■ WHAT NEEDS TO BE DONE
Show every line in the records below that contains the word "декабрь".

※

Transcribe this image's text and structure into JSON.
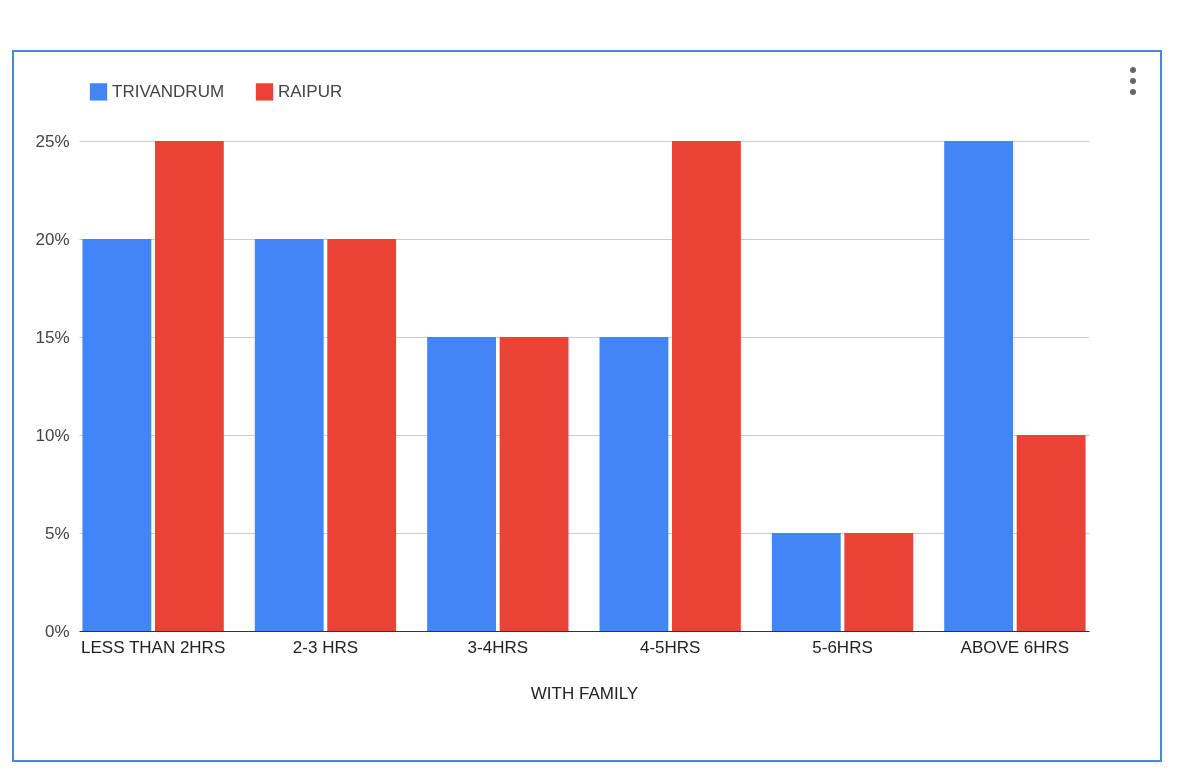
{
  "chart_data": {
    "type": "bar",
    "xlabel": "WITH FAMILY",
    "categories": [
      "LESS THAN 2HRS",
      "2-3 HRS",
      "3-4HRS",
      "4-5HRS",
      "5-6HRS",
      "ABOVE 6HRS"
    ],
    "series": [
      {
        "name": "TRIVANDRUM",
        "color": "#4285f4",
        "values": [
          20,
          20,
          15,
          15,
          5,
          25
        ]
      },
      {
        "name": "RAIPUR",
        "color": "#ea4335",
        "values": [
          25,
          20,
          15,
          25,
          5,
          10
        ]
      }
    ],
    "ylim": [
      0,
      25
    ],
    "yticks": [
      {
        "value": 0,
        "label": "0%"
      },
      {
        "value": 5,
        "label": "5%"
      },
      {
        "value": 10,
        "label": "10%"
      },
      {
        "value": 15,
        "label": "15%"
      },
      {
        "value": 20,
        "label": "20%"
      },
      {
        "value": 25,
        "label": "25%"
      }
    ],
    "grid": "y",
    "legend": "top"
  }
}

※

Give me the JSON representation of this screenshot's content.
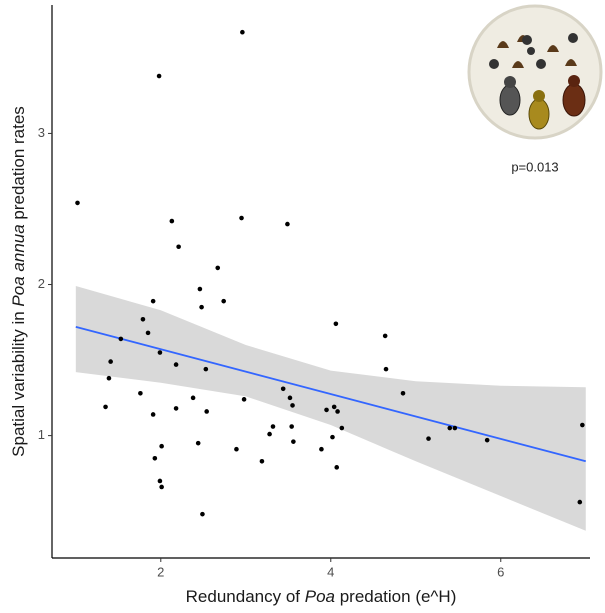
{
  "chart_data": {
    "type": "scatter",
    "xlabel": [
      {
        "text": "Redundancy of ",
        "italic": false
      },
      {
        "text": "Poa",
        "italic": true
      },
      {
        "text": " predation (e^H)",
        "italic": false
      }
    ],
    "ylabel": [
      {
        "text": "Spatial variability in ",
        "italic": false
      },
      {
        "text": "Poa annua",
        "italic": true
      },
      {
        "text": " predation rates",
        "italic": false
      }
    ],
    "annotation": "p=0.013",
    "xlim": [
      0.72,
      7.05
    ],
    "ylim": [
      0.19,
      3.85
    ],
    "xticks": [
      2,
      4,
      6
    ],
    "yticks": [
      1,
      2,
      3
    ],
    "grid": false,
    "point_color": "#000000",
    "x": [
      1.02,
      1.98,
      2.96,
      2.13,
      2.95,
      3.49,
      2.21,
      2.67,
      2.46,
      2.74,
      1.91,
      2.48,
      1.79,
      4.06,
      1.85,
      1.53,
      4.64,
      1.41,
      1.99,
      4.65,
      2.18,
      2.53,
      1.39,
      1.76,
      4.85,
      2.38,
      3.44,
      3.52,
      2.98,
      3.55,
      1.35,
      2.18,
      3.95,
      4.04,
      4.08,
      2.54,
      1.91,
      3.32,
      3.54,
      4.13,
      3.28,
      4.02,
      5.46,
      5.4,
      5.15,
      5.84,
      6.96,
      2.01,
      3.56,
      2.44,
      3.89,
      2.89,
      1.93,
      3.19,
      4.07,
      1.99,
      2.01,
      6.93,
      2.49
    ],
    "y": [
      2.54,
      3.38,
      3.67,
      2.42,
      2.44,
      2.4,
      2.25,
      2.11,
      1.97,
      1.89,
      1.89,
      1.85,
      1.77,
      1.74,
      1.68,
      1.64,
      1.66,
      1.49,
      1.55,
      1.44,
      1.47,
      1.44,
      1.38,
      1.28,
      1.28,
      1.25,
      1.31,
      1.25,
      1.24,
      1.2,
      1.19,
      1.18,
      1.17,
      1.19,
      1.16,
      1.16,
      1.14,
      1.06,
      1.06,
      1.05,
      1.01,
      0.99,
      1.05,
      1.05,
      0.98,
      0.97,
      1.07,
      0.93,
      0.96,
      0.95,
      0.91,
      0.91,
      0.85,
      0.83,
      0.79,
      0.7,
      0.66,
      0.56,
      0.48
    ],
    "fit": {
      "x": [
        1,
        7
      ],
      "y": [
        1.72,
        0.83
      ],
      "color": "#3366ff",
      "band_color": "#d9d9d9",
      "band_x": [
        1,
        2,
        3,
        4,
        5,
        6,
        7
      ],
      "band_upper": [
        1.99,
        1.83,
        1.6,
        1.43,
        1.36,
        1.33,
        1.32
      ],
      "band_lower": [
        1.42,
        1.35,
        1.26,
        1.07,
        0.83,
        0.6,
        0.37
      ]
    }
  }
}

※

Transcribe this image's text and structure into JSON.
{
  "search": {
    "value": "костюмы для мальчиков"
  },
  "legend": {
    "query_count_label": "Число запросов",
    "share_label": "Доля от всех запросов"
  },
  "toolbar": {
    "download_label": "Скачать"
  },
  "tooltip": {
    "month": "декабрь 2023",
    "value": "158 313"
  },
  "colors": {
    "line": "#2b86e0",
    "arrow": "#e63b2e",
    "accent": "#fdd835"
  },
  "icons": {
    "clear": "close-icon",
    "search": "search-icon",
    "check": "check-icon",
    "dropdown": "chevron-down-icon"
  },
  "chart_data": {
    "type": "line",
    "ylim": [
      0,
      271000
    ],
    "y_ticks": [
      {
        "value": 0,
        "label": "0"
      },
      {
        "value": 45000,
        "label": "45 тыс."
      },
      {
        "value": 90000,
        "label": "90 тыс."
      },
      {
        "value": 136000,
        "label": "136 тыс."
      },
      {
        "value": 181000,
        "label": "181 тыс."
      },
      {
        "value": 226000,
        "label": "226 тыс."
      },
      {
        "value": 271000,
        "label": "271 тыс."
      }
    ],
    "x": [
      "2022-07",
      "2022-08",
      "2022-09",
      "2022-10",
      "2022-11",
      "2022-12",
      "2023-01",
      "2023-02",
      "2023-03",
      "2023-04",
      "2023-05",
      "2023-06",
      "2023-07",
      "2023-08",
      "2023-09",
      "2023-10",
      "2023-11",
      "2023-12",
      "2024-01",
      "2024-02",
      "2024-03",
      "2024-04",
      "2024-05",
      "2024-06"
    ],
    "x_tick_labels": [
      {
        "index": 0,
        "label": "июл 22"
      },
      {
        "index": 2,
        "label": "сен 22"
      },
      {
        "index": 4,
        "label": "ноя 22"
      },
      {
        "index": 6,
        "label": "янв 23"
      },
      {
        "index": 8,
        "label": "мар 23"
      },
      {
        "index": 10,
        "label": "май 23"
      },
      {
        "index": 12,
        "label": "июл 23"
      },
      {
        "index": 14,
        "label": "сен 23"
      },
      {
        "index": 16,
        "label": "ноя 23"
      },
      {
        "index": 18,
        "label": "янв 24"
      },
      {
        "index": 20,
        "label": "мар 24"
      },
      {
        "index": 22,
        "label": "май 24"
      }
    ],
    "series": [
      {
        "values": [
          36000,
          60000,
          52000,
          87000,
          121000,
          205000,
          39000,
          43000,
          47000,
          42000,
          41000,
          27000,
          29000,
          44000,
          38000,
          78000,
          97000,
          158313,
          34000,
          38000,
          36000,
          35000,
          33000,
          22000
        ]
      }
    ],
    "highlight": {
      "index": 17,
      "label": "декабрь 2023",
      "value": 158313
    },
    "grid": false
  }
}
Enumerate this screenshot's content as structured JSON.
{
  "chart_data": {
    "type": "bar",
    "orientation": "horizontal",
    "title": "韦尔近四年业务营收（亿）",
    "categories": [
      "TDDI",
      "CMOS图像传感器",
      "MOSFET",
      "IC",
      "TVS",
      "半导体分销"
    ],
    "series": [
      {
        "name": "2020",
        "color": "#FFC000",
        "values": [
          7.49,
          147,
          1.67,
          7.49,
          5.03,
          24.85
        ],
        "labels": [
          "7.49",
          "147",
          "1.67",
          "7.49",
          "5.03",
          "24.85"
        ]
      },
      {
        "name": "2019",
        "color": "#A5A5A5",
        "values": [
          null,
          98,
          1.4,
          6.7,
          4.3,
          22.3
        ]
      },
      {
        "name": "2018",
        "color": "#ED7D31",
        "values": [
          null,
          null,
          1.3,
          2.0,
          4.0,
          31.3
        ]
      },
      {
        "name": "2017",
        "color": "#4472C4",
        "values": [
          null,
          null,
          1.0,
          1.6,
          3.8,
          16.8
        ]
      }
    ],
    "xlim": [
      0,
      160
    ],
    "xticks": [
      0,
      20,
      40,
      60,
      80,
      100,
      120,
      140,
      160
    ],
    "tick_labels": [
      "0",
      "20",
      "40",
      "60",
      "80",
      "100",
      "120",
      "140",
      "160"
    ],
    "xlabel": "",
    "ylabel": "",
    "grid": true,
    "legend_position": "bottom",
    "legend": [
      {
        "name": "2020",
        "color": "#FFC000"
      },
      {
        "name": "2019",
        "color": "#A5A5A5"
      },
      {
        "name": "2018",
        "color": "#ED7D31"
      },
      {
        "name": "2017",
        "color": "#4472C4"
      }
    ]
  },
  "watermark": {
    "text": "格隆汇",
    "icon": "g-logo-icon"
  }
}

※

■ WRITTEN SOLUTION
    "month": "декабрь 2023",
      "label": "декабрь 2023",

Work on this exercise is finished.